Stored data:
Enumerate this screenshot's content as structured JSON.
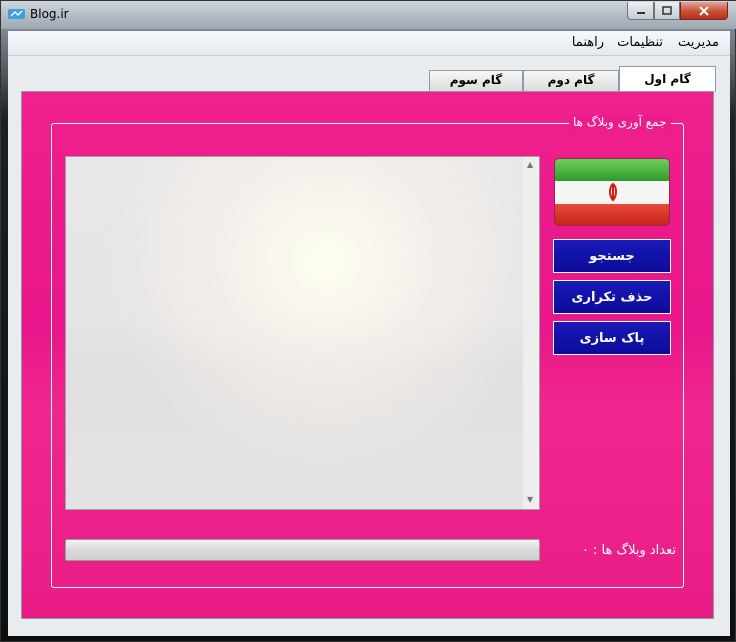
{
  "window": {
    "title": "Blog.ir"
  },
  "menu": {
    "items": [
      "مدیریت",
      "تنظیمات",
      "راهنما"
    ]
  },
  "tabs": [
    {
      "label": "گام اول",
      "active": true
    },
    {
      "label": "گام دوم",
      "active": false
    },
    {
      "label": "گام سوم",
      "active": false
    }
  ],
  "group": {
    "title": "جمع آوری وبلاگ ها"
  },
  "buttons": {
    "search": "جستجو",
    "remove_duplicates": "حذف تکراری",
    "clear": "پاک سازی"
  },
  "progress": {
    "value": 0
  },
  "count": {
    "label": "تعداد وبلاگ ها :",
    "value": "۰"
  },
  "colors": {
    "panel": "#ec1d8b",
    "button": "#0b0b9a",
    "flag_green": "#2e9b2a",
    "flag_red": "#c41f14"
  },
  "icons": {
    "app": "blog-logo-icon",
    "flag": "iran-flag-icon"
  }
}
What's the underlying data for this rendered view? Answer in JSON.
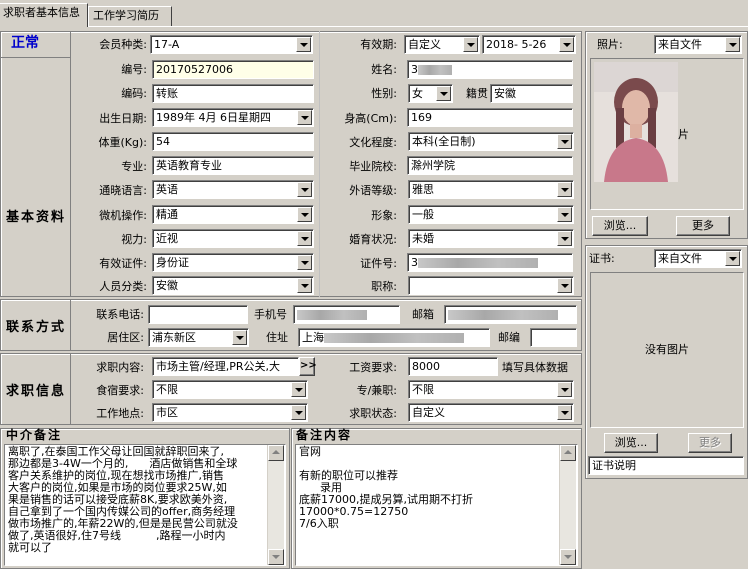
{
  "tabs": [
    {
      "label": "求职者基本信息",
      "active": true
    },
    {
      "label": "工作学习简历",
      "active": false
    }
  ],
  "status": {
    "text": "正常",
    "color": "#0000cc"
  },
  "sections": {
    "basic": "基本资料",
    "contact": "联系方式",
    "job": "求职信息"
  },
  "basic": {
    "member_type": {
      "label": "会员种类:",
      "value": "17-A"
    },
    "validity": {
      "label": "有效期:",
      "mode": "自定义",
      "date": "2018- 5-26"
    },
    "number": {
      "label": "编号:",
      "value": "20170527006"
    },
    "name": {
      "label": "姓名:",
      "value": "3"
    },
    "code": {
      "label": "编码:",
      "value": "转账"
    },
    "gender": {
      "label": "性别:",
      "value": "女"
    },
    "hometown": {
      "label": "籍贯",
      "value": "安徽"
    },
    "birth": {
      "label": "出生日期:",
      "value": "1989年 4月 6日星期四"
    },
    "height": {
      "label": "身高(Cm):",
      "value": "169"
    },
    "weight": {
      "label": "体重(Kg):",
      "value": "54"
    },
    "education": {
      "label": "文化程度:",
      "value": "本科(全日制)"
    },
    "major": {
      "label": "专业:",
      "value": "英语教育专业"
    },
    "school": {
      "label": "毕业院校:",
      "value": "滁州学院"
    },
    "language": {
      "label": "通晓语言:",
      "value": "英语"
    },
    "foreign_level": {
      "label": "外语等级:",
      "value": "雅思"
    },
    "computer": {
      "label": "微机操作:",
      "value": "精通"
    },
    "appearance": {
      "label": "形象:",
      "value": "一般"
    },
    "eyesight": {
      "label": "视力:",
      "value": "近视"
    },
    "marital": {
      "label": "婚育状况:",
      "value": "未婚"
    },
    "id_type": {
      "label": "有效证件:",
      "value": "身份证"
    },
    "id_no": {
      "label": "证件号:",
      "value": "3"
    },
    "category": {
      "label": "人员分类:",
      "value": "安徽"
    },
    "title": {
      "label": "职称:",
      "value": ""
    }
  },
  "contact": {
    "phone": {
      "label": "联系电话:",
      "value": ""
    },
    "mobile": {
      "label": "手机号",
      "value": ""
    },
    "email": {
      "label": "邮箱",
      "value": ""
    },
    "district": {
      "label": "居住区:",
      "value": "浦东新区"
    },
    "address": {
      "label": "住址",
      "value": "上海"
    },
    "postcode": {
      "label": "邮编",
      "value": ""
    }
  },
  "job": {
    "content": {
      "label": "求职内容:",
      "value": "市场主管/经理,PR公关,大",
      "more": ">>"
    },
    "salary": {
      "label": "工资要求:",
      "value": "8000",
      "hint": "填写具体数据"
    },
    "board": {
      "label": "食宿要求:",
      "value": "不限"
    },
    "fulltime": {
      "label": "专/兼职:",
      "value": "不限"
    },
    "location": {
      "label": "工作地点:",
      "value": "市区"
    },
    "status": {
      "label": "求职状态:",
      "value": "自定义"
    }
  },
  "agent_note": {
    "title": "中介备注",
    "lines": [
      "离职了,在泰国工作父母让回国就辞职回来了,",
      "那边都是3-4W一个月的,      酒店做销售和全球",
      "客户关系维护的岗位,现在想找市场推广,销售",
      "大客户的岗位,如果是市场的岗位要求25W,如",
      "果是销售的话可以接受底薪8K,要求欧美外资,",
      "自己拿到了一个国内传媒公司的offer,商务经理",
      "做市场推广的,年薪22W的,但是是民营公司就没",
      "做了,英语很好,住7号线          ,路程一小时内",
      "就可以了"
    ]
  },
  "remark": {
    "title": "备注内容",
    "lines": [
      "官网",
      "",
      "有新的职位可以推荐",
      "      录用",
      "底薪17000,提成另算,试用期不打折",
      "17000*0.75=12750",
      "7/6入职"
    ]
  },
  "photo": {
    "label": "照片:",
    "source": "来自文件",
    "side_text": "片",
    "browse": "浏览...",
    "more": "更多"
  },
  "certificate": {
    "label": "证书:",
    "source": "来自文件",
    "empty": "没有图片",
    "browse": "浏览...",
    "more": "更多",
    "desc": "证书说明"
  }
}
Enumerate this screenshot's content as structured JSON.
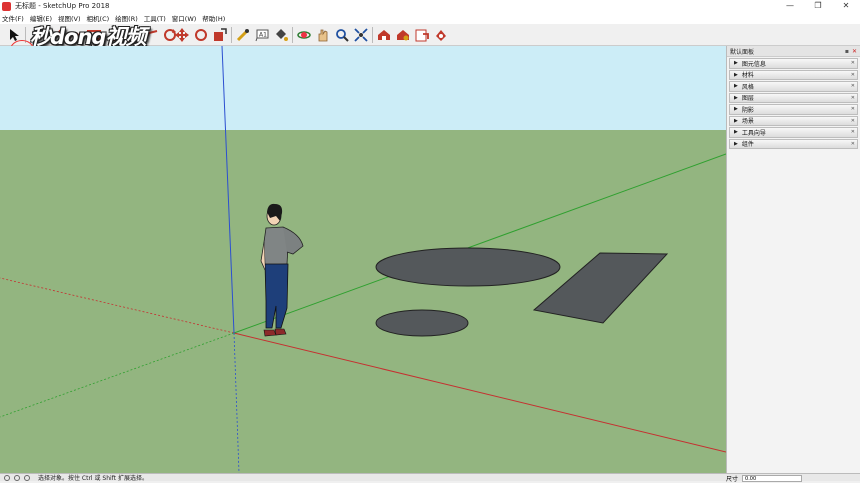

# WHAT IS REQUIRED:
Return all the lines that contain the string "وبلاگ".

# RESULT OF THIS TASK:
    "title": "جمع آوری وبلاگ ها"
    "label": "تعداد وبلاگ ها :",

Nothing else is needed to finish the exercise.